**** Input records

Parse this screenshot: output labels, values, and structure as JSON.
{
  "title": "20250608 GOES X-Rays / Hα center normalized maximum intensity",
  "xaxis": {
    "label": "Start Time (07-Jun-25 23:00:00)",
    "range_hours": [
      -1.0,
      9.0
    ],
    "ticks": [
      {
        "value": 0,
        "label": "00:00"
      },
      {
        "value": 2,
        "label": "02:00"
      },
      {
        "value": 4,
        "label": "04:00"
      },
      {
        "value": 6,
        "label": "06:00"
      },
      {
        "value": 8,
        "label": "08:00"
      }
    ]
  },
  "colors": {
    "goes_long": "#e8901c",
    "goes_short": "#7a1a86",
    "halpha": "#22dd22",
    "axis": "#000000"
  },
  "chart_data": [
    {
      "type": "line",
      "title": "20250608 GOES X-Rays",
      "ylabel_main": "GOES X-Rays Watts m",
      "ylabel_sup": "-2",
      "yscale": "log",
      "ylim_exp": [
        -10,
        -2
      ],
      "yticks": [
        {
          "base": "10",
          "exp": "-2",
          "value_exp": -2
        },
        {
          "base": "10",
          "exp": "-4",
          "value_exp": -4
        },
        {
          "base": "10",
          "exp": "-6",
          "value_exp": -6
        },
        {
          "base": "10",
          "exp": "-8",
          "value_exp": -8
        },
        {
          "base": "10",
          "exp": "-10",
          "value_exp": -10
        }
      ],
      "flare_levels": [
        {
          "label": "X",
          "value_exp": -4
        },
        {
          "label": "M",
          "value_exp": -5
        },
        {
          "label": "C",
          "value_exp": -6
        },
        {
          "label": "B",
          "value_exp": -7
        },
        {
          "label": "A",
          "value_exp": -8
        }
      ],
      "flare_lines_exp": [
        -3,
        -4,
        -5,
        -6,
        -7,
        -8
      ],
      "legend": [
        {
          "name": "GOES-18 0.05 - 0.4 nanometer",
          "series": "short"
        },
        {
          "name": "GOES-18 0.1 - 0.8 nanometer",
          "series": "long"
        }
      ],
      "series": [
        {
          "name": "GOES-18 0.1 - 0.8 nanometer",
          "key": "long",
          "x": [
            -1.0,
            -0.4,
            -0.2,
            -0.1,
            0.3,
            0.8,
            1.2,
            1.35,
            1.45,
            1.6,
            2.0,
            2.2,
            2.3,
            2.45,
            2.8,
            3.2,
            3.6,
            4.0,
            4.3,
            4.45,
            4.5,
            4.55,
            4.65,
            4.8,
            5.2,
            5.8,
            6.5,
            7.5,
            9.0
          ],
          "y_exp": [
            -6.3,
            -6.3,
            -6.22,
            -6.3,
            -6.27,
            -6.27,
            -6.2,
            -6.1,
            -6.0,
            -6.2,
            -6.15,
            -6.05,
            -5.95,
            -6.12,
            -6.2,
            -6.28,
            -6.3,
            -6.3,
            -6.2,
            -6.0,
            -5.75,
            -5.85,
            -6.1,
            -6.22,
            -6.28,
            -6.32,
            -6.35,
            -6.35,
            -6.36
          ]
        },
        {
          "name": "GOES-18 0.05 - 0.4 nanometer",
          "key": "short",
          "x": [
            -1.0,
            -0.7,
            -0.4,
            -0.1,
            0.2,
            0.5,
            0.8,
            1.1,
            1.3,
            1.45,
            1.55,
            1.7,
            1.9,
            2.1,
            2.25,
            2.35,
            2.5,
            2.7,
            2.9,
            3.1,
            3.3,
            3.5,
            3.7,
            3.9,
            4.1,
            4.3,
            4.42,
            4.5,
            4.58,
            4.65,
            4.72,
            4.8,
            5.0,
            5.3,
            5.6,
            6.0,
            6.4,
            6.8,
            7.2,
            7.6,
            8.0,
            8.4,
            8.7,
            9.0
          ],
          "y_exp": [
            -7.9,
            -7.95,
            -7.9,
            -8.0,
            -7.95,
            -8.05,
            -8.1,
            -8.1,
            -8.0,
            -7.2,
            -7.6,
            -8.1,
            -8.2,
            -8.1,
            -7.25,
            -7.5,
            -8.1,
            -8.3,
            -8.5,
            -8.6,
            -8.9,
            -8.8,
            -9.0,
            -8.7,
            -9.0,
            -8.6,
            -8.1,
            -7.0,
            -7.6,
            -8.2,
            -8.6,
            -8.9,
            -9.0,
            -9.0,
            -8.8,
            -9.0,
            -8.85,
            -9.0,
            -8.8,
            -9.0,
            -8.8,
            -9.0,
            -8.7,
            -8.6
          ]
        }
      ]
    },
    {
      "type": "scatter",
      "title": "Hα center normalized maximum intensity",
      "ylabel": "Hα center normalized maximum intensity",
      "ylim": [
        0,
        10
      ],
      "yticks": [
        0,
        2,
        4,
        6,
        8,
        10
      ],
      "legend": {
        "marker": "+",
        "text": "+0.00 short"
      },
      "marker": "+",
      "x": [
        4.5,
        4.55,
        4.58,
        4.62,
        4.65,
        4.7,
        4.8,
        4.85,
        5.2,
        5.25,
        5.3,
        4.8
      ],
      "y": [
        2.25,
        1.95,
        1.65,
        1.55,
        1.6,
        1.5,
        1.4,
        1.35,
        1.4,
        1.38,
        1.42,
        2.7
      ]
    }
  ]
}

********

◆ Aim of the exercise:
From the listing above, copy every line that holds the string "normalized".

◆ The reply:
  "title": "20250608 GOES X-Rays / Hα center normalized maximum intensity",
      "title": "Hα center normalized maximum intensity",
      "ylabel": "Hα center normalized maximum intensity",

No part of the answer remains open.